►
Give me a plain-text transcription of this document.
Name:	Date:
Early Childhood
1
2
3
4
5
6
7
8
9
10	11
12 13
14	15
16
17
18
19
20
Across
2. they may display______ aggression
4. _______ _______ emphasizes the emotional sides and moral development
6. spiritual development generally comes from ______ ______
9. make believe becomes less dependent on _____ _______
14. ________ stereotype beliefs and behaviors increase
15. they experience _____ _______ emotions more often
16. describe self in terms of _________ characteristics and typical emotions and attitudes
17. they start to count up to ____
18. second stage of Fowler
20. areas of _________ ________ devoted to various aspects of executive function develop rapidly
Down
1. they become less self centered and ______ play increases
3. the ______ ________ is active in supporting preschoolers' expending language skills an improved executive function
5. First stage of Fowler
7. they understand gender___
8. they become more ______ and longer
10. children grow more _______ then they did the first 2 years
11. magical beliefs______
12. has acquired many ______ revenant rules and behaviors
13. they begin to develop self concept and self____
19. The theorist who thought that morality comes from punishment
◄
Objective | Take the listing above and write it out again exactly.

The answer |
Give me a plain-text transcription of this document.
Name:	Date:
Early Childhood
1
2
3
4
5
6
7
8
9
10	11
12 13
14	15
16
17
18
19
20
Across
2. they may display______ aggression
4. _______ _______ emphasizes the emotional sides and moral development
6. spiritual development generally comes from ______ ______
9. make believe becomes less dependent on _____ _______
14. ________ stereotype beliefs and behaviors increase
15. they experience _____ _______ emotions more often
16. describe self in terms of _________ characteristics and typical emotions and attitudes
17. they start to count up to ____
18. second stage of Fowler
20. areas of _________ ________ devoted to various aspects of executive function develop rapidly
Down
1. they become less self centered and ______ play increases
3. the ______ ________ is active in supporting preschoolers' expending language skills an improved executive function
5. First stage of Fowler
7. they understand gender___
8. they become more ______ and longer
10. children grow more _______ then they did the first 2 years
11. magical beliefs______
12. has acquired many ______ revenant rules and behaviors
13. they begin to develop self concept and self____
19. The theorist who thought that morality comes from punishment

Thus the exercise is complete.